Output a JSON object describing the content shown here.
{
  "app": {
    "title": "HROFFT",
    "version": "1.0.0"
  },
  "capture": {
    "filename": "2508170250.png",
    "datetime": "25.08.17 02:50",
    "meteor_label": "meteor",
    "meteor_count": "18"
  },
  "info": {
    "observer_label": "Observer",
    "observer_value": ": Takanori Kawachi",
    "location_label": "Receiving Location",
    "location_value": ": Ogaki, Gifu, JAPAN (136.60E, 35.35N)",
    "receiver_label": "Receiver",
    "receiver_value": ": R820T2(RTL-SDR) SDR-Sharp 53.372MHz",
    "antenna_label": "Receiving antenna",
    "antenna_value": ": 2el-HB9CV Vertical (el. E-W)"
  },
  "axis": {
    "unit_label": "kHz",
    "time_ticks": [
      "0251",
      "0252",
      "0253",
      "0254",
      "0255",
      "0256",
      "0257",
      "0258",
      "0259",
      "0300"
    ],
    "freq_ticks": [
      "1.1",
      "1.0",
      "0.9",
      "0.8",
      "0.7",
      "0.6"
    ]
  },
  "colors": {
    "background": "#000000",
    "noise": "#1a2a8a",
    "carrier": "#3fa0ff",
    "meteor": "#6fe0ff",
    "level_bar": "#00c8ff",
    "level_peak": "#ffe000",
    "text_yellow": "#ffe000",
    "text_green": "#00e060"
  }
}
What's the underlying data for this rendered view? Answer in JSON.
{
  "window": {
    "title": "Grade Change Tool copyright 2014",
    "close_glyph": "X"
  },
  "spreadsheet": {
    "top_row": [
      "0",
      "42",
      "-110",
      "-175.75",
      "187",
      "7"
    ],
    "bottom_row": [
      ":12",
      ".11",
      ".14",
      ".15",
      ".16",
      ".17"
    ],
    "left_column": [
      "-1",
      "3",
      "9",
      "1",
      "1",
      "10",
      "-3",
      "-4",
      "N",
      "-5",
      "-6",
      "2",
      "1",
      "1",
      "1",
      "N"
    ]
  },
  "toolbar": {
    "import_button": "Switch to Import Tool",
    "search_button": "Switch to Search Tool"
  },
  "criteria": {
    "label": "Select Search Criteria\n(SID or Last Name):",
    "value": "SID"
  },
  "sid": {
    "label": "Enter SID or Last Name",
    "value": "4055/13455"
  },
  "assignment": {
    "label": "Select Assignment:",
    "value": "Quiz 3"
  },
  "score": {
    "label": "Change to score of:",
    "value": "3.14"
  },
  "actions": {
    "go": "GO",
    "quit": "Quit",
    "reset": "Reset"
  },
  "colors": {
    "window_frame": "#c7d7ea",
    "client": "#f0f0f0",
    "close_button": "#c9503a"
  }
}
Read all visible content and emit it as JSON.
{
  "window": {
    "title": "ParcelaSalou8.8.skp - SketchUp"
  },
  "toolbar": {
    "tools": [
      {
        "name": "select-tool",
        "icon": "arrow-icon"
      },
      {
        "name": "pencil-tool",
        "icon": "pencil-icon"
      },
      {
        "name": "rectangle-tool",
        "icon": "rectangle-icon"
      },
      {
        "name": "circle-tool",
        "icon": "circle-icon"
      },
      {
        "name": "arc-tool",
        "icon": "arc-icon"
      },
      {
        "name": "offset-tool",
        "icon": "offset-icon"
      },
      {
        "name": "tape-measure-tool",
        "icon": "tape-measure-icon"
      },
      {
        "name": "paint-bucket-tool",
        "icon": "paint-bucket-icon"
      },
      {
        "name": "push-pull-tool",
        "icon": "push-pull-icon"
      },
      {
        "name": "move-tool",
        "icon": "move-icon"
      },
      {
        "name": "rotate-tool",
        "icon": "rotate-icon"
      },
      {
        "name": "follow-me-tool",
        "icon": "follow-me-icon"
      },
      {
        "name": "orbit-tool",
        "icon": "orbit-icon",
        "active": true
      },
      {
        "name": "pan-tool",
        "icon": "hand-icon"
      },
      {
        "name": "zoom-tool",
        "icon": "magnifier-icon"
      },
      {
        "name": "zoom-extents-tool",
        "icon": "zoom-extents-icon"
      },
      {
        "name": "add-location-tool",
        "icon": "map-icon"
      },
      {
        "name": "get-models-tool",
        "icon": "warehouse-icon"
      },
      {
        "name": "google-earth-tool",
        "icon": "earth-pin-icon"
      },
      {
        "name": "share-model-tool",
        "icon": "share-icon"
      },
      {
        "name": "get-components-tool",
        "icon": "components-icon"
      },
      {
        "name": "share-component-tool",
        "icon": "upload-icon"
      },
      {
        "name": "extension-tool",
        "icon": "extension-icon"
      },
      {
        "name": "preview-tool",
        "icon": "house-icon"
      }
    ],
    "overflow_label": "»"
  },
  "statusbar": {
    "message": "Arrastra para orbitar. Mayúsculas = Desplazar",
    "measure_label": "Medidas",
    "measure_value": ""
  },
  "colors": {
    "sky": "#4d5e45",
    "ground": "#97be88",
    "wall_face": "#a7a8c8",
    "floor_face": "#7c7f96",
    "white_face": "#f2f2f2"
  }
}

• • • •

Using the listing above, retype each line exactly.

Output a JSON object describing the content shown here.
{
  "app": {
    "title": "HROFFT",
    "version": "1.0.0"
  },
  "capture": {
    "filename": "2508170250.png",
    "datetime": "25.08.17 02:50",
    "meteor_label": "meteor",
    "meteor_count": "18"
  },
  "info": {
    "observer_label": "Observer",
    "observer_value": ": Takanori Kawachi",
    "location_label": "Receiving Location",
    "location_value": ": Ogaki, Gifu, JAPAN (136.60E, 35.35N)",
    "receiver_label": "Receiver",
    "receiver_value": ": R820T2(RTL-SDR) SDR-Sharp 53.372MHz",
    "antenna_label": "Receiving antenna",
    "antenna_value": ": 2el-HB9CV Vertical (el. E-W)"
  },
  "axis": {
    "unit_label": "kHz",
    "time_ticks": [
      "0251",
      "0252",
      "0253",
      "0254",
      "0255",
      "0256",
      "0257",
      "0258",
      "0259",
      "0300"
    ],
    "freq_ticks": [
      "1.1",
      "1.0",
      "0.9",
      "0.8",
      "0.7",
      "0.6"
    ]
  },
  "colors": {
    "background": "#000000",
    "noise": "#1a2a8a",
    "carrier": "#3fa0ff",
    "meteor": "#6fe0ff",
    "level_bar": "#00c8ff",
    "level_peak": "#ffe000",
    "text_yellow": "#ffe000",
    "text_green": "#00e060"
  }
}
What's the underlying data for this rendered view? Answer in JSON.
{
  "window": {
    "title": "Grade Change Tool copyright 2014",
    "close_glyph": "X"
  },
  "spreadsheet": {
    "top_row": [
      "0",
      "42",
      "-110",
      "-175.75",
      "187",
      "7"
    ],
    "bottom_row": [
      ":12",
      ".11",
      ".14",
      ".15",
      ".16",
      ".17"
    ],
    "left_column": [
      "-1",
      "3",
      "9",
      "1",
      "1",
      "10",
      "-3",
      "-4",
      "N",
      "-5",
      "-6",
      "2",
      "1",
      "1",
      "1",
      "N"
    ]
  },
  "toolbar": {
    "import_button": "Switch to Import Tool",
    "search_button": "Switch to Search Tool"
  },
  "criteria": {
    "label": "Select Search Criteria\n(SID or Last Name):",
    "value": "SID"
  },
  "sid": {
    "label": "Enter SID or Last Name",
    "value": "4055/13455"
  },
  "assignment": {
    "label": "Select Assignment:",
    "value": "Quiz 3"
  },
  "score": {
    "label": "Change to score of:",
    "value": "3.14"
  },
  "actions": {
    "go": "GO",
    "quit": "Quit",
    "reset": "Reset"
  },
  "colors": {
    "window_frame": "#c7d7ea",
    "client": "#f0f0f0",
    "close_button": "#c9503a"
  }
}
Read all visible content and emit it as JSON.
{
  "window": {
    "title": "ParcelaSalou8.8.skp - SketchUp"
  },
  "toolbar": {
    "tools": [
      {
        "name": "select-tool",
        "icon": "arrow-icon"
      },
      {
        "name": "pencil-tool",
        "icon": "pencil-icon"
      },
      {
        "name": "rectangle-tool",
        "icon": "rectangle-icon"
      },
      {
        "name": "circle-tool",
        "icon": "circle-icon"
      },
      {
        "name": "arc-tool",
        "icon": "arc-icon"
      },
      {
        "name": "offset-tool",
        "icon": "offset-icon"
      },
      {
        "name": "tape-measure-tool",
        "icon": "tape-measure-icon"
      },
      {
        "name": "paint-bucket-tool",
        "icon": "paint-bucket-icon"
      },
      {
        "name": "push-pull-tool",
        "icon": "push-pull-icon"
      },
      {
        "name": "move-tool",
        "icon": "move-icon"
      },
      {
        "name": "rotate-tool",
        "icon": "rotate-icon"
      },
      {
        "name": "follow-me-tool",
        "icon": "follow-me-icon"
      },
      {
        "name": "orbit-tool",
        "icon": "orbit-icon",
        "active": true
      },
      {
        "name": "pan-tool",
        "icon": "hand-icon"
      },
      {
        "name": "zoom-tool",
        "icon": "magnifier-icon"
      },
      {
        "name": "zoom-extents-tool",
        "icon": "zoom-extents-icon"
      },
      {
        "name": "add-location-tool",
        "icon": "map-icon"
      },
      {
        "name": "get-models-tool",
        "icon": "warehouse-icon"
      },
      {
        "name": "google-earth-tool",
        "icon": "earth-pin-icon"
      },
      {
        "name": "share-model-tool",
        "icon": "share-icon"
      },
      {
        "name": "get-components-tool",
        "icon": "components-icon"
      },
      {
        "name": "share-component-tool",
        "icon": "upload-icon"
      },
      {
        "name": "extension-tool",
        "icon": "extension-icon"
      },
      {
        "name": "preview-tool",
        "icon": "house-icon"
      }
    ],
    "overflow_label": "»"
  },
  "statusbar": {
    "message": "Arrastra para orbitar. Mayúsculas = Desplazar",
    "measure_label": "Medidas",
    "measure_value": ""
  },
  "colors": {
    "sky": "#4d5e45",
    "ground": "#97be88",
    "wall_face": "#a7a8c8",
    "floor_face": "#7c7f96",
    "white_face": "#f2f2f2"
  }
}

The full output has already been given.